[Saved data entries]
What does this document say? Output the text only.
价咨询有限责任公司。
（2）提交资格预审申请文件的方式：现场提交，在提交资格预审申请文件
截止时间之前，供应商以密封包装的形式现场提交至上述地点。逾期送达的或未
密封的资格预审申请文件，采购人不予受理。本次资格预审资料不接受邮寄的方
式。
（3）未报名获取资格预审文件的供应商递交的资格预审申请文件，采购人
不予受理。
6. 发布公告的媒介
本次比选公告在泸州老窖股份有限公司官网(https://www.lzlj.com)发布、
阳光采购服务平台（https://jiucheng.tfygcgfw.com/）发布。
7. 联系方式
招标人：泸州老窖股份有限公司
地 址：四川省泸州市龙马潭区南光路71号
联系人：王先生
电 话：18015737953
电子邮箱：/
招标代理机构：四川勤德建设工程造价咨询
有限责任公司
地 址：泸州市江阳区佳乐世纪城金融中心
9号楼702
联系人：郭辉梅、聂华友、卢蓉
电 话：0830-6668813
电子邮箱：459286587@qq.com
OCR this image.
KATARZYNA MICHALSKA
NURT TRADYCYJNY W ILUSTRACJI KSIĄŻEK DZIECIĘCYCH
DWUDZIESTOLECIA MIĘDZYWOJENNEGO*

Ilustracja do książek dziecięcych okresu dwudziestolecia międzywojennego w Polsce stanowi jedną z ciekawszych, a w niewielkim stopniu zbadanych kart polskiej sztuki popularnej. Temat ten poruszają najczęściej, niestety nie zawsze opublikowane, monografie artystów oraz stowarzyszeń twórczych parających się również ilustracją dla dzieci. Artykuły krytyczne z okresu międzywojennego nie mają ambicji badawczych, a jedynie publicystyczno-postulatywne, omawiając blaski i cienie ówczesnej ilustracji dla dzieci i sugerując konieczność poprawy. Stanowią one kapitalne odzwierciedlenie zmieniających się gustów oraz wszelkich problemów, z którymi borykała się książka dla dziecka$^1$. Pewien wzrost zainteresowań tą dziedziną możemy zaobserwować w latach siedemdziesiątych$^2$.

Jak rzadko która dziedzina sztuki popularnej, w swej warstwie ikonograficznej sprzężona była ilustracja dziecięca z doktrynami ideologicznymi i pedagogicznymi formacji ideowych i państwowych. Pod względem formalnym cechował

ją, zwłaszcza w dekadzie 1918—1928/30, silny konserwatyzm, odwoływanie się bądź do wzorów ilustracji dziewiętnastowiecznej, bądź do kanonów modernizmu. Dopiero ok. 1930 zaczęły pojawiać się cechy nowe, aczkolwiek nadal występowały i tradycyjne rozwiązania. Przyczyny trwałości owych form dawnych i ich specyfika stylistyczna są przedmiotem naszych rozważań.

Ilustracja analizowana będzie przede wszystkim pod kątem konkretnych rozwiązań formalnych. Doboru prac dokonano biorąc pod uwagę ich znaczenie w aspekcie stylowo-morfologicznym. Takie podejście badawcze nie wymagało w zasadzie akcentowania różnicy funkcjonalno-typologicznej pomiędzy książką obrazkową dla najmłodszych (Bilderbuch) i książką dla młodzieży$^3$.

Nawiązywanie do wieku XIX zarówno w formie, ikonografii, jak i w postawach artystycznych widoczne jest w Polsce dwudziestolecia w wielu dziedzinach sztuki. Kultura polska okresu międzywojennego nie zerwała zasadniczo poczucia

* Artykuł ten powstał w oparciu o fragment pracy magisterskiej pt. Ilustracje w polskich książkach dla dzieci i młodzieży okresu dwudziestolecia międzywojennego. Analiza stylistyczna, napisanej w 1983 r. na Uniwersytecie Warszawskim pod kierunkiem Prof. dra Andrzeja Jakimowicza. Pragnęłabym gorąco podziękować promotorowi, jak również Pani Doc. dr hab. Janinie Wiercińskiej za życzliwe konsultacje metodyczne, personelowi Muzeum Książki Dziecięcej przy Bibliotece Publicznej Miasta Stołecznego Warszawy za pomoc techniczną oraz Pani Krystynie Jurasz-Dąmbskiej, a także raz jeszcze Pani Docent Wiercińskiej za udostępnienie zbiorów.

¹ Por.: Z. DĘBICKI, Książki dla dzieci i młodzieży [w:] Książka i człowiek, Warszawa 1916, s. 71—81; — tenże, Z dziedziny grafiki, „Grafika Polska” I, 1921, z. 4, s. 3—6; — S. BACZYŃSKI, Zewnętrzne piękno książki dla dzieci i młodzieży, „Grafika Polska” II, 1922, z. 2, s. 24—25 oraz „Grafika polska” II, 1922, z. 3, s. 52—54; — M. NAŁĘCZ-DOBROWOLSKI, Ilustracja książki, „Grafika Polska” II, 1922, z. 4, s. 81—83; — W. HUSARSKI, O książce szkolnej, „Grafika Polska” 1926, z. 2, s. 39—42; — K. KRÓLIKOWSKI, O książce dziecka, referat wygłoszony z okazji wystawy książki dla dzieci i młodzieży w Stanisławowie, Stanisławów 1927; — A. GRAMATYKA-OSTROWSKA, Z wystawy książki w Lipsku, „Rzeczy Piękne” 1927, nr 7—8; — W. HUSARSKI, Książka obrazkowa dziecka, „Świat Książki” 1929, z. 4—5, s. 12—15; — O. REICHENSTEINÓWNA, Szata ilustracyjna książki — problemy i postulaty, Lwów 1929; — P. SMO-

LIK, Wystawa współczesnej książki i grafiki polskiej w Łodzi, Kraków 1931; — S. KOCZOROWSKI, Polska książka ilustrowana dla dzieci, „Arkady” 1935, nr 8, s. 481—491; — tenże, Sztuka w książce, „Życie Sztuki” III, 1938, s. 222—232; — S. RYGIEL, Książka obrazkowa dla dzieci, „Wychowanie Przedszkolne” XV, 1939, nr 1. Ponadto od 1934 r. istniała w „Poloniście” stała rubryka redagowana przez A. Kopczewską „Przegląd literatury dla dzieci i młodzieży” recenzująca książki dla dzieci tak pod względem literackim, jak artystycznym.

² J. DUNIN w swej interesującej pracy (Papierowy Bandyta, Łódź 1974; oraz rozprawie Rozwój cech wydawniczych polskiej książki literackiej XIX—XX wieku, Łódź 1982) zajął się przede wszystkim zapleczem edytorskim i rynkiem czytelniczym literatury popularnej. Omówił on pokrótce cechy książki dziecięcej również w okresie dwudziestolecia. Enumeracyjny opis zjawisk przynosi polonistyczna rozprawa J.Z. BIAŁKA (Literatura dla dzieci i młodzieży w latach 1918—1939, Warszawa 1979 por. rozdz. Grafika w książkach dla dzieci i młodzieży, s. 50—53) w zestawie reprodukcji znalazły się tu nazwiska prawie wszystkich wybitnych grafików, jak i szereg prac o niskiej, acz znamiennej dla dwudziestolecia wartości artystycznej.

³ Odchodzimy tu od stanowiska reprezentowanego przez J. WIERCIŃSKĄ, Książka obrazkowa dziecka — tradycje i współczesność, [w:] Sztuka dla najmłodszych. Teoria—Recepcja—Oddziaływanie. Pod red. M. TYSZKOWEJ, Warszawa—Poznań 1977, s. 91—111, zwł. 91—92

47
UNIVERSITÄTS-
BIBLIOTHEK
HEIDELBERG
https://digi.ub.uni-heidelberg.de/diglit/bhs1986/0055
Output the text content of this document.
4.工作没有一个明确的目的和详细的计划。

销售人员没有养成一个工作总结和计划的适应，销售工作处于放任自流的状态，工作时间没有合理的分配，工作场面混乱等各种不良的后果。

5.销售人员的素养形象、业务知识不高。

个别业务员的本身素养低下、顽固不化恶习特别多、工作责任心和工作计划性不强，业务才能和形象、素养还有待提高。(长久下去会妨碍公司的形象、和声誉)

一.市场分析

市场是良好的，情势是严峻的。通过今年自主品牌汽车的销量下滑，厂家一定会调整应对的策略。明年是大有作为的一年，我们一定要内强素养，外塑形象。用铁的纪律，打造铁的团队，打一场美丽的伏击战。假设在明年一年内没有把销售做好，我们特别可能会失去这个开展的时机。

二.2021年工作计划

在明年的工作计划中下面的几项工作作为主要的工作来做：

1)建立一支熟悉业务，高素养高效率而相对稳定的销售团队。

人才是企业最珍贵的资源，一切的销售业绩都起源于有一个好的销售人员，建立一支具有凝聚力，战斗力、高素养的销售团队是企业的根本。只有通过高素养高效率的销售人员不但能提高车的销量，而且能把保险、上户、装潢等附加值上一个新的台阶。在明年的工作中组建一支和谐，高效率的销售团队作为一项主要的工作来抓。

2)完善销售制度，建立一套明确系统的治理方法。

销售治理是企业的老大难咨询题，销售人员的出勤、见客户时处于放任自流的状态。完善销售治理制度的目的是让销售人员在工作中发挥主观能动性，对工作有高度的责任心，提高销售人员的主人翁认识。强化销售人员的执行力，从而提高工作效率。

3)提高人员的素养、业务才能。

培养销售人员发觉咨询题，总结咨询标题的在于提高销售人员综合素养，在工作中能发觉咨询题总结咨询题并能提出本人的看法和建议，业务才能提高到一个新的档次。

EXERCISE GOAL: Extract, exactly, the lines above that begin at the line containing "Output the text content of this document." and end at the final line of the records; add no other text.

SOLUTION TO THIS EXERCISE:
Output the text content of this document.
4.工作没有一个明确的目的和详细的计划。

销售人员没有养成一个工作总结和计划的适应，销售工作处于放任自流的状态，工作时间没有合理的分配，工作场面混乱等各种不良的后果。

5.销售人员的素养形象、业务知识不高。

个别业务员的本身素养低下、顽固不化恶习特别多、工作责任心和工作计划性不强，业务才能和形象、素养还有待提高。(长久下去会妨碍公司的形象、和声誉)

一.市场分析

市场是良好的，情势是严峻的。通过今年自主品牌汽车的销量下滑，厂家一定会调整应对的策略。明年是大有作为的一年，我们一定要内强素养，外塑形象。用铁的纪律，打造铁的团队，打一场美丽的伏击战。假设在明年一年内没有把销售做好，我们特别可能会失去这个开展的时机。

二.2021年工作计划

在明年的工作计划中下面的几项工作作为主要的工作来做：

1)建立一支熟悉业务，高素养高效率而相对稳定的销售团队。

人才是企业最珍贵的资源，一切的销售业绩都起源于有一个好的销售人员，建立一支具有凝聚力，战斗力、高素养的销售团队是企业的根本。只有通过高素养高效率的销售人员不但能提高车的销量，而且能把保险、上户、装潢等附加值上一个新的台阶。在明年的工作中组建一支和谐，高效率的销售团队作为一项主要的工作来抓。

2)完善销售制度，建立一套明确系统的治理方法。

销售治理是企业的老大难咨询题，销售人员的出勤、见客户时处于放任自流的状态。完善销售治理制度的目的是让销售人员在工作中发挥主观能动性，对工作有高度的责任心，提高销售人员的主人翁认识。强化销售人员的执行力，从而提高工作效率。

3)提高人员的素养、业务才能。

培养销售人员发觉咨询题，总结咨询标题的在于提高销售人员综合素养，在工作中能发觉咨询题总结咨询题并能提出本人的看法和建议，业务才能提高到一个新的档次。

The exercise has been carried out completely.